▸ **Reading text**:
Zabalba
Zabalba

Reputation: 75

Optimizing RegEx Pattern Built Using List of 1000 Phrases

I'm a novice in using RegEx.

I have a list of company phrases (1000+) that I am converting into a regex pattern at runtime.

Here is how I build the pattern:

    ListOfEntries.Sort()

    For i As Integer = 0 To (ListOfEntries.Count - 1)
        ListOfRegExEntries.Add("(\b(?i)" & ListOfEntries(i) & "\b)")
    Next

    RegExPatternString = "(" & String.Join("|", ListOfRegExEntries) & ")"

    RegExPattern = New Regex(RegExPatternString)

The entries are in all uppercase.

The string being matched is full name field. I simply would like to know if string contains a company keyword.

Is there anything I can do to optimize the matching process? If anyone needs more information please ask away!

Upvotes: 0

Views: 84

Answers (3)

Zabalba
Zabalba

Reputation: 75

With some of the other answers/comments it seems RegEx is not the best choice. I decided to use this code instead

Private Function ContainsOrganizationKeywordTest2() As Boolean

    With Output

        Dim BuiltFullName As String = UCase(String.Join(Space, {.PrimaryFirstName, .PrimaryMiddleName, .PrimaryLastName}))
        Dim NameParts As List(Of String) = BuiltFullName.Split(Space).ToList
        NameParts.Sort()

        For i As Integer = 0 To (NameParts.Count - 1)
            If (Not String.IsNullOrWhiteSpace(NameParts(i))) Then
                Dim Result As Integer = _OrganizationKeywords.ListOfEntries.BinarySearch(NameParts(i))
                If (Result > -1) Then
                    Return True
                End If
            End If
        Next

        Return False

    End With

End Function

Upvotes: 1

user557597
user557597

Reputation:

I don't know of any regex engine that can do debugging except Perl.

▸ **Supplied records**:
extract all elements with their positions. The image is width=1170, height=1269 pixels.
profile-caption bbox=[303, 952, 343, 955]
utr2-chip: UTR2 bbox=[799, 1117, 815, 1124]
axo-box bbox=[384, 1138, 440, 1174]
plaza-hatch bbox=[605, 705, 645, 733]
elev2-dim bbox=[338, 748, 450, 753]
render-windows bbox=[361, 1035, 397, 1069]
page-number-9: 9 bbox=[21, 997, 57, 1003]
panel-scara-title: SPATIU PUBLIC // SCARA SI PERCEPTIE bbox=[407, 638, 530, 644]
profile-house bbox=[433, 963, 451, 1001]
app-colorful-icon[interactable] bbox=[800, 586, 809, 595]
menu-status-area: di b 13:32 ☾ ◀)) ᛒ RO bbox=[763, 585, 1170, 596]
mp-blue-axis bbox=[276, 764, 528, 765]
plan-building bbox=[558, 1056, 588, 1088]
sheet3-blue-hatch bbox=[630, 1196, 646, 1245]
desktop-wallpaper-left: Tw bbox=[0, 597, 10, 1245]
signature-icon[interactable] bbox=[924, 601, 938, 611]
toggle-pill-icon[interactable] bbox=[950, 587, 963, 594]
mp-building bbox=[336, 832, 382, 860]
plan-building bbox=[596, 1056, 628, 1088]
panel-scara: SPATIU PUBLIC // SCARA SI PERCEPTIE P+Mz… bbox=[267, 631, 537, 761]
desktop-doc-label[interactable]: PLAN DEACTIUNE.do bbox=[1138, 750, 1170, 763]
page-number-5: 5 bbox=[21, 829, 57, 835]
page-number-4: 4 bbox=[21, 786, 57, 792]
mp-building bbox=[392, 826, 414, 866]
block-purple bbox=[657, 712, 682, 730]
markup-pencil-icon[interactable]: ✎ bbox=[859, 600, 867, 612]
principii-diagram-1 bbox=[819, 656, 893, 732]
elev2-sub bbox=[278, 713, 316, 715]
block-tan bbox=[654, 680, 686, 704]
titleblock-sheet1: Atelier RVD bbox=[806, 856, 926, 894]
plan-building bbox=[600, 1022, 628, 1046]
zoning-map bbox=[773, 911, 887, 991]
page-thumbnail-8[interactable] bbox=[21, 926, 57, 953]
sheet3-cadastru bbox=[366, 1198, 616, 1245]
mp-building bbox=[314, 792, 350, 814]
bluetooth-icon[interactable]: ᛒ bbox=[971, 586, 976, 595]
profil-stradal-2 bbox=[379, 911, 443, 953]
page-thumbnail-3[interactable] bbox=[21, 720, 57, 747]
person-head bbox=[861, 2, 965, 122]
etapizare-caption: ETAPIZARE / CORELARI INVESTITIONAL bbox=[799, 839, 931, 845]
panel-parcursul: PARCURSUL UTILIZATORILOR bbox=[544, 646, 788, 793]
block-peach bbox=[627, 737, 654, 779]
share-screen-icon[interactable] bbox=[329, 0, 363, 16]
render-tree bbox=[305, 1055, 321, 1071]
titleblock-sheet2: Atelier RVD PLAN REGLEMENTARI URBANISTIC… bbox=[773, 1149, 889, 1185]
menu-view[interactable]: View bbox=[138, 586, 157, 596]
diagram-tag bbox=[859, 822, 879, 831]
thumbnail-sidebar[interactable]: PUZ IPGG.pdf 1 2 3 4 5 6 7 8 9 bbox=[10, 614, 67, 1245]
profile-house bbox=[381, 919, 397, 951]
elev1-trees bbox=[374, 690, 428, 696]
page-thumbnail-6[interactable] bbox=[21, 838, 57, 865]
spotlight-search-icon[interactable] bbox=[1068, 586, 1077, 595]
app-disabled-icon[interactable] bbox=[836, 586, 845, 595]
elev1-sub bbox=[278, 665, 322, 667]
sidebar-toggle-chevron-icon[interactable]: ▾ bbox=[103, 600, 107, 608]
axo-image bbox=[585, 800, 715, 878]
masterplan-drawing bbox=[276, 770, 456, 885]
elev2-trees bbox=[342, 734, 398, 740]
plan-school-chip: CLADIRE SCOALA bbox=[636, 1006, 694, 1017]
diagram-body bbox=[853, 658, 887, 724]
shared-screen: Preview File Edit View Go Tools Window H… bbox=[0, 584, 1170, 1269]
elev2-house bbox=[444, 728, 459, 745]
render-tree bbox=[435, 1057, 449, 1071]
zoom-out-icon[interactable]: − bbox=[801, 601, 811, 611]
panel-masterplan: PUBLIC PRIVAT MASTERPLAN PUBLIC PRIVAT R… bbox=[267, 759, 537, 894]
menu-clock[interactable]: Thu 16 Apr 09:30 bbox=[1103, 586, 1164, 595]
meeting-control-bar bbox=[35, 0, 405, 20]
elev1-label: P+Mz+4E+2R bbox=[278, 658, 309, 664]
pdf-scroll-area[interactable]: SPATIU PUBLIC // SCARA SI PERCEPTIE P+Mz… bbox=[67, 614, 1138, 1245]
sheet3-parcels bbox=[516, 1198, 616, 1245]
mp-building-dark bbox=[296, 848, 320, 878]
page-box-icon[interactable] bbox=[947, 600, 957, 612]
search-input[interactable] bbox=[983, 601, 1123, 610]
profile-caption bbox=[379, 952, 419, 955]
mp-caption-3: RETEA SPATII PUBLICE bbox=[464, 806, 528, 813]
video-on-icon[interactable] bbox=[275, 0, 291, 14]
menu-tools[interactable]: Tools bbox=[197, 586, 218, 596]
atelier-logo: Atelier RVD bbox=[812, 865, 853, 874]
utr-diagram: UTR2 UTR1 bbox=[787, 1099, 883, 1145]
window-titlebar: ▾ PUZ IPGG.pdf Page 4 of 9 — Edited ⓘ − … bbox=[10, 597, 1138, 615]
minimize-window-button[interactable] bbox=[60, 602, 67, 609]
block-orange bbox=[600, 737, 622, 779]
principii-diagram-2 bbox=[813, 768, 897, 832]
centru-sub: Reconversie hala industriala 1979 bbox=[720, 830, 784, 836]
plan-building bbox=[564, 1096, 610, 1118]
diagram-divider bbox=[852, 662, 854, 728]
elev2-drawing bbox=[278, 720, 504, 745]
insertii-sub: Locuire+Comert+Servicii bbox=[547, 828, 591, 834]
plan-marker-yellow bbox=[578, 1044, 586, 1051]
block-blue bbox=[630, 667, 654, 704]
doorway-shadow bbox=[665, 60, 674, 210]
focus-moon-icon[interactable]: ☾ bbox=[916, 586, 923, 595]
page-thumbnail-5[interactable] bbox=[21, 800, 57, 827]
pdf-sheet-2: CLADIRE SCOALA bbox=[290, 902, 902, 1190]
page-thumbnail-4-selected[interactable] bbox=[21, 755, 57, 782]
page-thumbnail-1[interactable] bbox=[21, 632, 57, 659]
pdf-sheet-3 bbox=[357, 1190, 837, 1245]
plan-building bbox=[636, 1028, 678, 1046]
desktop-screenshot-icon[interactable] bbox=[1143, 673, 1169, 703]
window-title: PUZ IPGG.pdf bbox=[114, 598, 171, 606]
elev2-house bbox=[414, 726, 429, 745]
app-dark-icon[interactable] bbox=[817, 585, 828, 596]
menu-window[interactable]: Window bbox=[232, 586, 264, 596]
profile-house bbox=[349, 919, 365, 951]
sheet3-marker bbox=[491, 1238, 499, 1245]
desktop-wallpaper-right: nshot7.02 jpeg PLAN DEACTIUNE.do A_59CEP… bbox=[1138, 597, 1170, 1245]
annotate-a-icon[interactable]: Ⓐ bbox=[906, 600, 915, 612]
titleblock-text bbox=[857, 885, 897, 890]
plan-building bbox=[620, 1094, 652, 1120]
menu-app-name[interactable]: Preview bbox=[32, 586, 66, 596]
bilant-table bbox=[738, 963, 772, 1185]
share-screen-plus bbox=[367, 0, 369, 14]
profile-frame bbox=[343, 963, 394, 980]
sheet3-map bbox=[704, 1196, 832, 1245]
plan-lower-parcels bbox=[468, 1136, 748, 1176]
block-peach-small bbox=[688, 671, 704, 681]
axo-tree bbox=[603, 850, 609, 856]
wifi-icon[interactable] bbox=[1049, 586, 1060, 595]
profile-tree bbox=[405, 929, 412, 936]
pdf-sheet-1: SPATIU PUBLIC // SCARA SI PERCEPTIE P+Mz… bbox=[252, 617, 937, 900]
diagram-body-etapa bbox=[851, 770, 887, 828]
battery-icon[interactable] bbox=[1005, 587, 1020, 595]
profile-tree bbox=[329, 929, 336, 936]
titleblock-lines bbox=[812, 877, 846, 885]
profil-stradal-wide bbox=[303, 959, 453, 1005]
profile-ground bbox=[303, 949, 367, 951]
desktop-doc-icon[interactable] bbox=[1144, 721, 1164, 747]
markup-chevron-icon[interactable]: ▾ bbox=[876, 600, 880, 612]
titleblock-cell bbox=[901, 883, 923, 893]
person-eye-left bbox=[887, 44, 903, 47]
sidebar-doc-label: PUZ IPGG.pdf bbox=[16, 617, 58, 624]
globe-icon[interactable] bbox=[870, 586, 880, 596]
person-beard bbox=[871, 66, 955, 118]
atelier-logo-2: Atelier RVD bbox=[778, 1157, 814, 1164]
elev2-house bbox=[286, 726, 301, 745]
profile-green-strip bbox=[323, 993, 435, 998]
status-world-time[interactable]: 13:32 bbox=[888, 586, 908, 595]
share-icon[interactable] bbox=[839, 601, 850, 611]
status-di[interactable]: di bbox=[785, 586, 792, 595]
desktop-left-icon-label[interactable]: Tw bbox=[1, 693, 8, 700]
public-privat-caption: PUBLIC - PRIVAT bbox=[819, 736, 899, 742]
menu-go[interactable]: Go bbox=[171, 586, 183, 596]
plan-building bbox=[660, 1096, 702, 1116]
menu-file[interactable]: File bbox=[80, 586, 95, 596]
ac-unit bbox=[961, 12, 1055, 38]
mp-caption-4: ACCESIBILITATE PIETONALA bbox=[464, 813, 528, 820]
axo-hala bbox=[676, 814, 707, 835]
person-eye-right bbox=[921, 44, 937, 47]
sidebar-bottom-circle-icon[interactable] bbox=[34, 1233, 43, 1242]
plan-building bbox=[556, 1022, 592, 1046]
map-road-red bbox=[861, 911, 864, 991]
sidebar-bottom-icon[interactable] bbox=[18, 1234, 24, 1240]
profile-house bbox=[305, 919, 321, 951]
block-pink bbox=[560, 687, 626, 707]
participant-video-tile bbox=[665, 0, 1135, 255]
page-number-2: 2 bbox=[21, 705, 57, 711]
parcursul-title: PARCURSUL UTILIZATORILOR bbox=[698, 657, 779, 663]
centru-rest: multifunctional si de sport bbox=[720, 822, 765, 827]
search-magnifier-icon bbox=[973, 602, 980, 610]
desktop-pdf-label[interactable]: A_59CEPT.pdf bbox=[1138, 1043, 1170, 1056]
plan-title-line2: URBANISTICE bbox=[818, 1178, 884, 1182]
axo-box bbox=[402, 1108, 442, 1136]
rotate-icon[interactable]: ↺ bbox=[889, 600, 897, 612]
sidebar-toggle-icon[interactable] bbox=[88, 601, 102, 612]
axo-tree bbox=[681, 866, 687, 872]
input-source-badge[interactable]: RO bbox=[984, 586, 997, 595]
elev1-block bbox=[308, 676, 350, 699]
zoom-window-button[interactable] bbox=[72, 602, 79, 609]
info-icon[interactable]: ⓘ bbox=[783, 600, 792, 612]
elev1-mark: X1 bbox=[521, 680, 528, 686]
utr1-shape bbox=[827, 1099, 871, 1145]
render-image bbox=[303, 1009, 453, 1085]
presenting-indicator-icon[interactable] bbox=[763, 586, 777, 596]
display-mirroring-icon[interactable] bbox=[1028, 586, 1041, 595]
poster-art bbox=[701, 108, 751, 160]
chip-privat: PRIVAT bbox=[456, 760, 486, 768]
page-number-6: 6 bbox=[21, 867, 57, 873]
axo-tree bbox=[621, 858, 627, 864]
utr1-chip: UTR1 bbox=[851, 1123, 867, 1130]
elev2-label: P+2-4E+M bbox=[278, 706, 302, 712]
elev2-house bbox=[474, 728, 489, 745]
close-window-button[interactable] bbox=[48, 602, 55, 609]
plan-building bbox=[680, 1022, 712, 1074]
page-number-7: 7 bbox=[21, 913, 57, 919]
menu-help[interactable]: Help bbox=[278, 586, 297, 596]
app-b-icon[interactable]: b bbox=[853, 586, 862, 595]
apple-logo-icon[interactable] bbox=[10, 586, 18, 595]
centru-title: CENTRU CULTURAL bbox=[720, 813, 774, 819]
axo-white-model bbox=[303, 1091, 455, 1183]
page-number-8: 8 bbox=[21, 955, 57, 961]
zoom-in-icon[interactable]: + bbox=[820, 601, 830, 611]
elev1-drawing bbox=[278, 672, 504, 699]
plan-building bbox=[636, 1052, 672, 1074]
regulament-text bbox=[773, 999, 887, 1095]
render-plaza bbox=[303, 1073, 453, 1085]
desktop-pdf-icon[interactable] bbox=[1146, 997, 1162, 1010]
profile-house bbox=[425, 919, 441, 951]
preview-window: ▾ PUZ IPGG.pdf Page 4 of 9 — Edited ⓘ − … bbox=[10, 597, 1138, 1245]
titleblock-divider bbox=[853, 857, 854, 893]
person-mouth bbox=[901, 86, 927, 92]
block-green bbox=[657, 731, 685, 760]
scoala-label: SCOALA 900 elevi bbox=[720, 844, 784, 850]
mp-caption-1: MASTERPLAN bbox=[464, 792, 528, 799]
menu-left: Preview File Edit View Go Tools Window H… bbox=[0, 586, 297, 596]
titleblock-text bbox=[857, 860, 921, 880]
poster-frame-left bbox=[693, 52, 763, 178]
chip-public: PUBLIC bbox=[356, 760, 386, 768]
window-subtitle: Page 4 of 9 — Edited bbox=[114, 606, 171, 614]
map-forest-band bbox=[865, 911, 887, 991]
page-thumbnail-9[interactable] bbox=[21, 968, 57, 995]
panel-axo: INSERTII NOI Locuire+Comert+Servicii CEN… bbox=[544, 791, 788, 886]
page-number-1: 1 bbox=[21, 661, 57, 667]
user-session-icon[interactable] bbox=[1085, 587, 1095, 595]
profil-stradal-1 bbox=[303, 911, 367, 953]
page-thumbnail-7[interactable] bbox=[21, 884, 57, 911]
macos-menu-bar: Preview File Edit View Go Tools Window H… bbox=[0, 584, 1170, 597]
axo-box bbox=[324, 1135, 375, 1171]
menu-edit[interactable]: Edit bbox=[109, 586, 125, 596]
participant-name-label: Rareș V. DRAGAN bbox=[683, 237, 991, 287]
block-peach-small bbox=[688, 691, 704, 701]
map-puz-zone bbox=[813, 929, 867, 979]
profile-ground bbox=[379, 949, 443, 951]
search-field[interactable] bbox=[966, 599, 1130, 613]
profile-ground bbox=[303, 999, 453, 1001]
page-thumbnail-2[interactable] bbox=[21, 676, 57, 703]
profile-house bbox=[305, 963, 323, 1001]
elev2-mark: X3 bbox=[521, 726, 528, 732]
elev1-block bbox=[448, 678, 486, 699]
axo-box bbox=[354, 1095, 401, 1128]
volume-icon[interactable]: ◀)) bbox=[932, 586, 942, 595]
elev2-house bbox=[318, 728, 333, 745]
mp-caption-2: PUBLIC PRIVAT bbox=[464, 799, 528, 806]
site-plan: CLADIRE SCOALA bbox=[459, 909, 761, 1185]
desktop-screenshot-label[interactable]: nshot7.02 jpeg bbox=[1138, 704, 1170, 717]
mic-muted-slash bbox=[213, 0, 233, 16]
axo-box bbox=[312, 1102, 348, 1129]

▸ **Task**: Can you write out, word for word, the stretch of the regex thread from "RegExPattern = New" through "a company keyword."?

▸ **Expected answer**:
RegExPattern = New Regex(RegExPatternString)

The entries are in all uppercase.

The string being matched is full name field. I simply would like to know if string contains a company keyword.